Dataset rows about figures
►

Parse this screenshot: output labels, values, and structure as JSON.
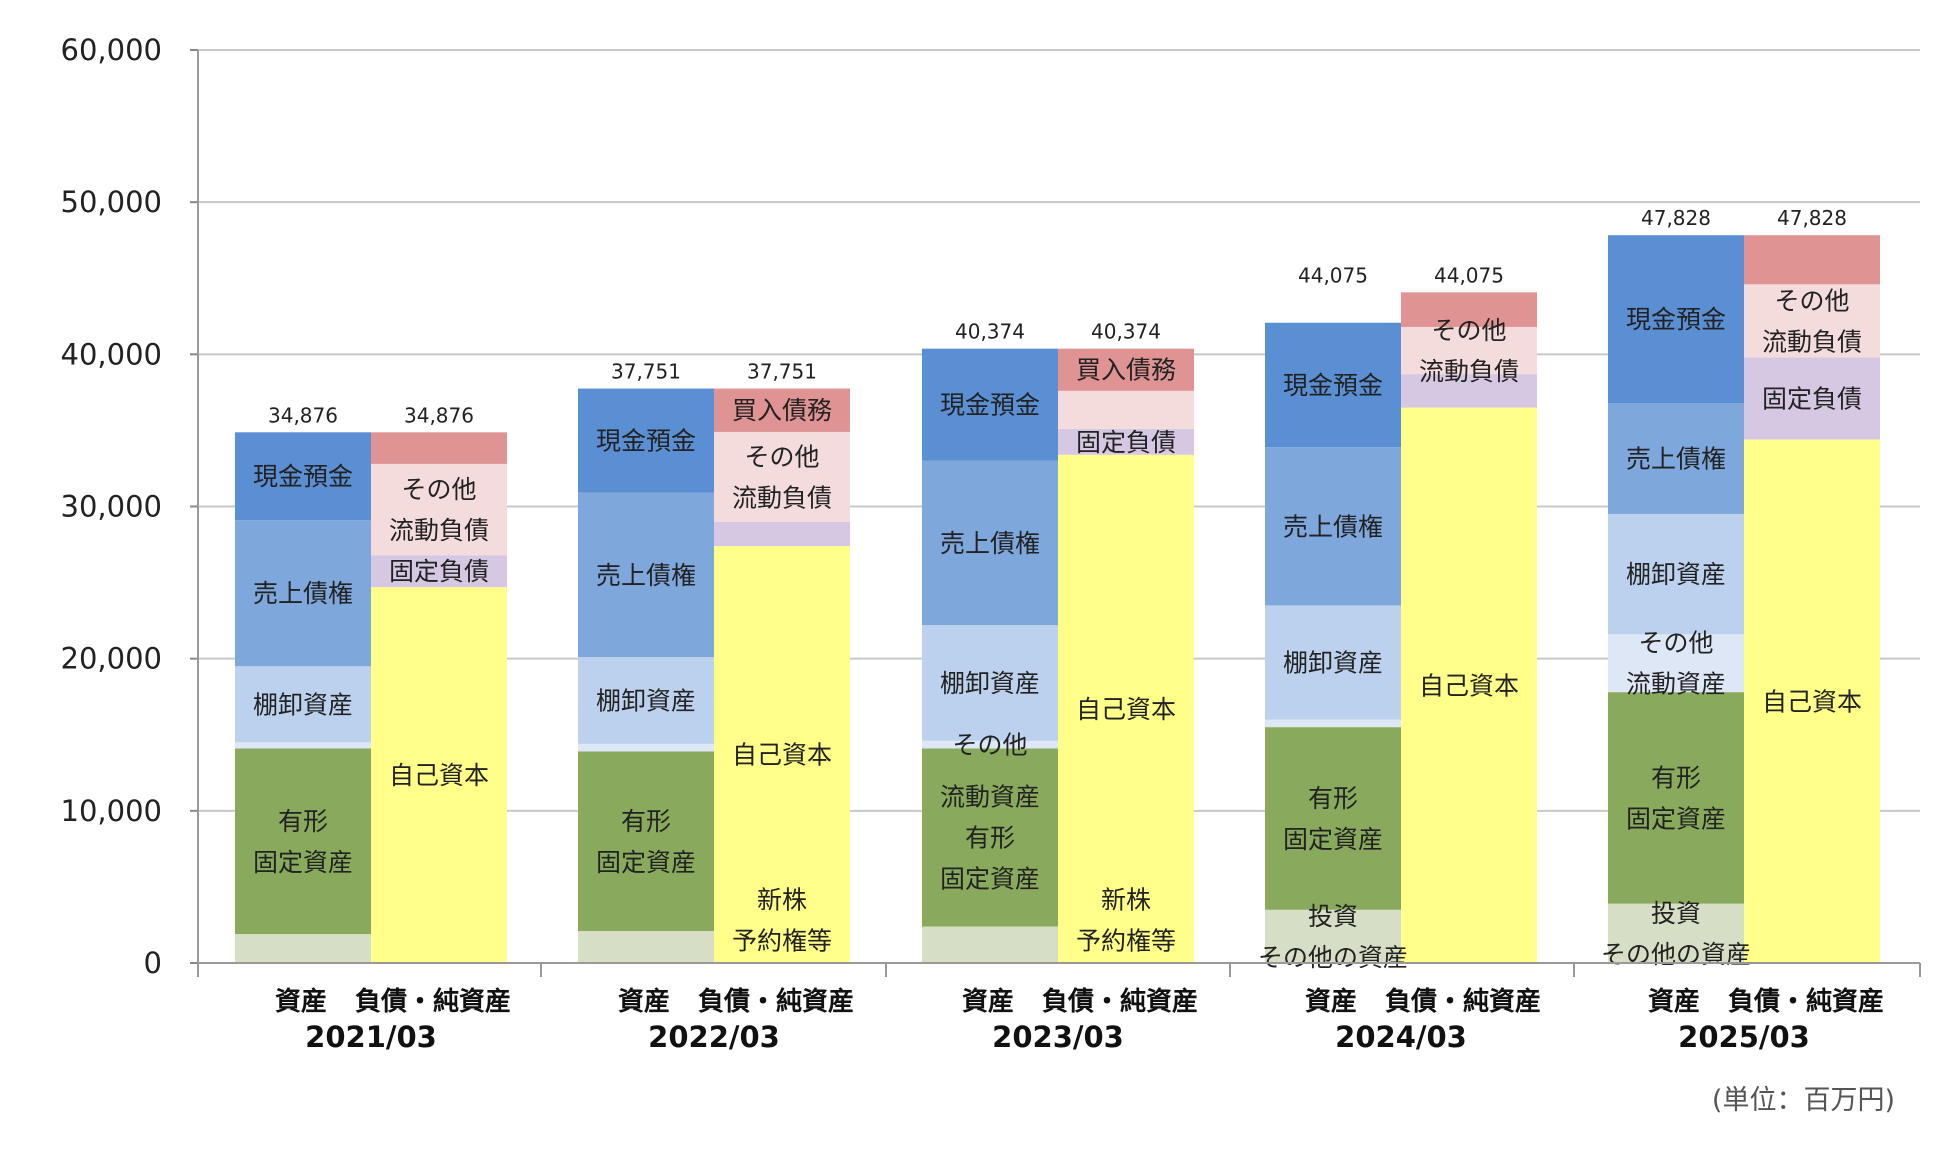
{
  "chart_data": {
    "type": "bar",
    "stacked": true,
    "unit_label": "(単位：百万円)",
    "ylim": [
      0,
      60000
    ],
    "yticks": [
      "0",
      "10,000",
      "20,000",
      "30,000",
      "40,000",
      "50,000",
      "60,000"
    ],
    "grid": true,
    "column_labels": [
      "資産",
      "負債・純資産"
    ],
    "segment_colors": {
      "現金預金": "#5b8fd4",
      "売上債権": "#7ea7dc",
      "棚卸資産": "#bcd1ee",
      "その他流動資産": "#dde7f5",
      "有形固定資産": "#89a95c",
      "投資その他の資産": "#d6dfc6",
      "買入債務": "#df9393",
      "その他流動負債": "#f4dcdc",
      "固定負債": "#d6c8e3",
      "自己資本": "#ffff8a",
      "新株予約権等": "#ffff9e"
    },
    "periods": [
      {
        "period": "2021/03",
        "assets_total": 34876,
        "assets_total_label": "34,876",
        "liabilities_total": 34876,
        "liabilities_total_label": "34,876",
        "assets": [
          {
            "name": "投資その他の資産",
            "value": 1900,
            "label": []
          },
          {
            "name": "有形固定資産",
            "value": 12200,
            "label": [
              "有形",
              "固定資産"
            ]
          },
          {
            "name": "その他流動資産",
            "value": 400,
            "label": []
          },
          {
            "name": "棚卸資産",
            "value": 5000,
            "label": [
              "棚卸資産"
            ]
          },
          {
            "name": "売上債権",
            "value": 9600,
            "label": [
              "売上債権"
            ]
          },
          {
            "name": "現金預金",
            "value": 5776,
            "label": [
              "現金預金"
            ]
          }
        ],
        "liabilities": [
          {
            "name": "新株予約権等",
            "value": 0,
            "label": []
          },
          {
            "name": "自己資本",
            "value": 24700,
            "label": [
              "自己資本"
            ]
          },
          {
            "name": "固定負債",
            "value": 2100,
            "label": [
              "固定負債"
            ]
          },
          {
            "name": "その他流動負債",
            "value": 6000,
            "label": [
              "その他",
              "流動負債"
            ]
          },
          {
            "name": "買入債務",
            "value": 2076,
            "label": []
          }
        ]
      },
      {
        "period": "2022/03",
        "assets_total": 37751,
        "assets_total_label": "37,751",
        "liabilities_total": 37751,
        "liabilities_total_label": "37,751",
        "assets": [
          {
            "name": "投資その他の資産",
            "value": 2100,
            "label": []
          },
          {
            "name": "有形固定資産",
            "value": 11800,
            "label": [
              "有形",
              "固定資産"
            ]
          },
          {
            "name": "その他流動資産",
            "value": 500,
            "label": []
          },
          {
            "name": "棚卸資産",
            "value": 5700,
            "label": [
              "棚卸資産"
            ]
          },
          {
            "name": "売上債権",
            "value": 10800,
            "label": [
              "売上債権"
            ]
          },
          {
            "name": "現金預金",
            "value": 6851,
            "label": [
              "現金預金"
            ]
          }
        ],
        "liabilities": [
          {
            "name": "新株予約権等",
            "value": 0,
            "label": [
              "新株",
              "予約権等"
            ]
          },
          {
            "name": "自己資本",
            "value": 27400,
            "label": [
              "自己資本"
            ]
          },
          {
            "name": "固定負債",
            "value": 1600,
            "label": []
          },
          {
            "name": "その他流動負債",
            "value": 5900,
            "label": [
              "その他",
              "流動負債"
            ]
          },
          {
            "name": "買入債務",
            "value": 2851,
            "label": [
              "買入債務"
            ]
          }
        ]
      },
      {
        "period": "2023/03",
        "assets_total": 40374,
        "assets_total_label": "40,374",
        "liabilities_total": 40374,
        "liabilities_total_label": "40,374",
        "assets": [
          {
            "name": "投資その他の資産",
            "value": 2400,
            "label": []
          },
          {
            "name": "有形固定資産",
            "value": 11700,
            "label": [
              "流動資産",
              "有形",
              "固定資産"
            ]
          },
          {
            "name": "その他流動資産",
            "value": 500,
            "label": [
              "その他"
            ]
          },
          {
            "name": "棚卸資産",
            "value": 7600,
            "label": [
              "棚卸資産"
            ]
          },
          {
            "name": "売上債権",
            "value": 10800,
            "label": [
              "売上債権"
            ]
          },
          {
            "name": "現金預金",
            "value": 7374,
            "label": [
              "現金預金"
            ]
          }
        ],
        "liabilities": [
          {
            "name": "新株予約権等",
            "value": 0,
            "label": [
              "新株",
              "予約権等"
            ]
          },
          {
            "name": "自己資本",
            "value": 33400,
            "label": [
              "自己資本"
            ]
          },
          {
            "name": "固定負債",
            "value": 1700,
            "label": [
              "固定負債"
            ]
          },
          {
            "name": "その他流動負債",
            "value": 2500,
            "label": []
          },
          {
            "name": "買入債務",
            "value": 2774,
            "label": [
              "買入債務"
            ]
          }
        ]
      },
      {
        "period": "2024/03",
        "assets_total": 44075,
        "assets_total_label": "44,075",
        "liabilities_total": 44075,
        "liabilities_total_label": "44,075",
        "assets": [
          {
            "name": "投資その他の資産",
            "value": 3500,
            "label": [
              "投資",
              "その他の資産"
            ]
          },
          {
            "name": "有形固定資産",
            "value": 12000,
            "label": [
              "有形",
              "固定資産"
            ]
          },
          {
            "name": "その他流動資産",
            "value": 500,
            "label": []
          },
          {
            "name": "棚卸資産",
            "value": 7500,
            "label": [
              "棚卸資産"
            ]
          },
          {
            "name": "売上債権",
            "value": 10400,
            "label": [
              "売上債権"
            ]
          },
          {
            "name": "現金預金",
            "value": 8175,
            "label": [
              "現金預金"
            ]
          }
        ],
        "liabilities": [
          {
            "name": "新株予約権等",
            "value": 0,
            "label": []
          },
          {
            "name": "自己資本",
            "value": 36500,
            "label": [
              "自己資本"
            ]
          },
          {
            "name": "固定負債",
            "value": 2200,
            "label": []
          },
          {
            "name": "その他流動負債",
            "value": 3100,
            "label": [
              "その他",
              "流動負債"
            ]
          },
          {
            "name": "買入債務",
            "value": 2275,
            "label": []
          }
        ]
      },
      {
        "period": "2025/03",
        "assets_total": 47828,
        "assets_total_label": "47,828",
        "liabilities_total": 47828,
        "liabilities_total_label": "47,828",
        "assets": [
          {
            "name": "投資その他の資産",
            "value": 3900,
            "label": [
              "投資",
              "その他の資産"
            ]
          },
          {
            "name": "有形固定資産",
            "value": 13900,
            "label": [
              "有形",
              "固定資産"
            ]
          },
          {
            "name": "その他流動資産",
            "value": 3800,
            "label": [
              "その他",
              "流動資産"
            ]
          },
          {
            "name": "棚卸資産",
            "value": 7900,
            "label": [
              "棚卸資産"
            ]
          },
          {
            "name": "売上債権",
            "value": 7300,
            "label": [
              "売上債権"
            ]
          },
          {
            "name": "現金預金",
            "value": 11028,
            "label": [
              "現金預金"
            ]
          }
        ],
        "liabilities": [
          {
            "name": "新株予約権等",
            "value": 0,
            "label": []
          },
          {
            "name": "自己資本",
            "value": 34400,
            "label": [
              "自己資本"
            ]
          },
          {
            "name": "固定負債",
            "value": 5400,
            "label": [
              "固定負債"
            ]
          },
          {
            "name": "その他流動負債",
            "value": 4800,
            "label": [
              "その他",
              "流動負債"
            ]
          },
          {
            "name": "買入債務",
            "value": 3228,
            "label": []
          }
        ]
      }
    ]
  }
}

◄

* _Task description_:
Any pictures should be dropped; transcribe the rest of the records above exactly.

* _Written answer_:
Parse this screenshot: output labels, values, and structure as JSON.
{
  "chart_data": {
    "type": "bar",
    "stacked": true,
    "unit_label": "(単位：百万円)",
    "ylim": [
      0,
      60000
    ],
    "yticks": [
      "0",
      "10,000",
      "20,000",
      "30,000",
      "40,000",
      "50,000",
      "60,000"
    ],
    "grid": true,
    "column_labels": [
      "資産",
      "負債・純資産"
    ],
    "segment_colors": {
      "現金預金": "#5b8fd4",
      "売上債権": "#7ea7dc",
      "棚卸資産": "#bcd1ee",
      "その他流動資産": "#dde7f5",
      "有形固定資産": "#89a95c",
      "投資その他の資産": "#d6dfc6",
      "買入債務": "#df9393",
      "その他流動負債": "#f4dcdc",
      "固定負債": "#d6c8e3",
      "自己資本": "#ffff8a",
      "新株予約権等": "#ffff9e"
    },
    "periods": [
      {
        "period": "2021/03",
        "assets_total": 34876,
        "assets_total_label": "34,876",
        "liabilities_total": 34876,
        "liabilities_total_label": "34,876",
        "assets": [
          {
            "name": "投資その他の資産",
            "value": 1900,
            "label": []
          },
          {
            "name": "有形固定資産",
            "value": 12200,
            "label": [
              "有形",
              "固定資産"
            ]
          },
          {
            "name": "その他流動資産",
            "value": 400,
            "label": []
          },
          {
            "name": "棚卸資産",
            "value": 5000,
            "label": [
              "棚卸資産"
            ]
          },
          {
            "name": "売上債権",
            "value": 9600,
            "label": [
              "売上債権"
            ]
          },
          {
            "name": "現金預金",
            "value": 5776,
            "label": [
              "現金預金"
            ]
          }
        ],
        "liabilities": [
          {
            "name": "新株予約権等",
            "value": 0,
            "label": []
          },
          {
            "name": "自己資本",
            "value": 24700,
            "label": [
              "自己資本"
            ]
          },
          {
            "name": "固定負債",
            "value": 2100,
            "label": [
              "固定負債"
            ]
          },
          {
            "name": "その他流動負債",
            "value": 6000,
            "label": [
              "その他",
              "流動負債"
            ]
          },
          {
            "name": "買入債務",
            "value": 2076,
            "label": []
          }
        ]
      },
      {
        "period": "2022/03",
        "assets_total": 37751,
        "assets_total_label": "37,751",
        "liabilities_total": 37751,
        "liabilities_total_label": "37,751",
        "assets": [
          {
            "name": "投資その他の資産",
            "value": 2100,
            "label": []
          },
          {
            "name": "有形固定資産",
            "value": 11800,
            "label": [
              "有形",
              "固定資産"
            ]
          },
          {
            "name": "その他流動資産",
            "value": 500,
            "label": []
          },
          {
            "name": "棚卸資産",
            "value": 5700,
            "label": [
              "棚卸資産"
            ]
          },
          {
            "name": "売上債権",
            "value": 10800,
            "label": [
              "売上債権"
            ]
          },
          {
            "name": "現金預金",
            "value": 6851,
            "label": [
              "現金預金"
            ]
          }
        ],
        "liabilities": [
          {
            "name": "新株予約権等",
            "value": 0,
            "label": [
              "新株",
              "予約権等"
            ]
          },
          {
            "name": "自己資本",
            "value": 27400,
            "label": [
              "自己資本"
            ]
          },
          {
            "name": "固定負債",
            "value": 1600,
            "label": []
          },
          {
            "name": "その他流動負債",
            "value": 5900,
            "label": [
              "その他",
              "流動負債"
            ]
          },
          {
            "name": "買入債務",
            "value": 2851,
            "label": [
              "買入債務"
            ]
          }
        ]
      },
      {
        "period": "2023/03",
        "assets_total": 40374,
        "assets_total_label": "40,374",
        "liabilities_total": 40374,
        "liabilities_total_label": "40,374",
        "assets": [
          {
            "name": "投資その他の資産",
            "value": 2400,
            "label": []
          },
          {
            "name": "有形固定資産",
            "value": 11700,
            "label": [
              "流動資産",
              "有形",
              "固定資産"
            ]
          },
          {
            "name": "その他流動資産",
            "value": 500,
            "label": [
              "その他"
            ]
          },
          {
            "name": "棚卸資産",
            "value": 7600,
            "label": [
              "棚卸資産"
            ]
          },
          {
            "name": "売上債権",
            "value": 10800,
            "label": [
              "売上債権"
            ]
          },
          {
            "name": "現金預金",
            "value": 7374,
            "label": [
              "現金預金"
            ]
          }
        ],
        "liabilities": [
          {
            "name": "新株予約権等",
            "value": 0,
            "label": [
              "新株",
              "予約権等"
            ]
          },
          {
            "name": "自己資本",
            "value": 33400,
            "label": [
              "自己資本"
            ]
          },
          {
            "name": "固定負債",
            "value": 1700,
            "label": [
              "固定負債"
            ]
          },
          {
            "name": "その他流動負債",
            "value": 2500,
            "label": []
          },
          {
            "name": "買入債務",
            "value": 2774,
            "label": [
              "買入債務"
            ]
          }
        ]
      },
      {
        "period": "2024/03",
        "assets_total": 44075,
        "assets_total_label": "44,075",
        "liabilities_total": 44075,
        "liabilities_total_label": "44,075",
        "assets": [
          {
            "name": "投資その他の資産",
            "value": 3500,
            "label": [
              "投資",
              "その他の資産"
            ]
          },
          {
            "name": "有形固定資産",
            "value": 12000,
            "label": [
              "有形",
              "固定資産"
            ]
          },
          {
            "name": "その他流動資産",
            "value": 500,
            "label": []
          },
          {
            "name": "棚卸資産",
            "value": 7500,
            "label": [
              "棚卸資産"
            ]
          },
          {
            "name": "売上債権",
            "value": 10400,
            "label": [
              "売上債権"
            ]
          },
          {
            "name": "現金預金",
            "value": 8175,
            "label": [
              "現金預金"
            ]
          }
        ],
        "liabilities": [
          {
            "name": "新株予約権等",
            "value": 0,
            "label": []
          },
          {
            "name": "自己資本",
            "value": 36500,
            "label": [
              "自己資本"
            ]
          },
          {
            "name": "固定負債",
            "value": 2200,
            "label": []
          },
          {
            "name": "その他流動負債",
            "value": 3100,
            "label": [
              "その他",
              "流動負債"
            ]
          },
          {
            "name": "買入債務",
            "value": 2275,
            "label": []
          }
        ]
      },
      {
        "period": "2025/03",
        "assets_total": 47828,
        "assets_total_label": "47,828",
        "liabilities_total": 47828,
        "liabilities_total_label": "47,828",
        "assets": [
          {
            "name": "投資その他の資産",
            "value": 3900,
            "label": [
              "投資",
              "その他の資産"
            ]
          },
          {
            "name": "有形固定資産",
            "value": 13900,
            "label": [
              "有形",
              "固定資産"
            ]
          },
          {
            "name": "その他流動資産",
            "value": 3800,
            "label": [
              "その他",
              "流動資産"
            ]
          },
          {
            "name": "棚卸資産",
            "value": 7900,
            "label": [
              "棚卸資産"
            ]
          },
          {
            "name": "売上債権",
            "value": 7300,
            "label": [
              "売上債権"
            ]
          },
          {
            "name": "現金預金",
            "value": 11028,
            "label": [
              "現金預金"
            ]
          }
        ],
        "liabilities": [
          {
            "name": "新株予約権等",
            "value": 0,
            "label": []
          },
          {
            "name": "自己資本",
            "value": 34400,
            "label": [
              "自己資本"
            ]
          },
          {
            "name": "固定負債",
            "value": 5400,
            "label": [
              "固定負債"
            ]
          },
          {
            "name": "その他流動負債",
            "value": 4800,
            "label": [
              "その他",
              "流動負債"
            ]
          },
          {
            "name": "買入債務",
            "value": 3228,
            "label": []
          }
        ]
      }
    ]
  }
}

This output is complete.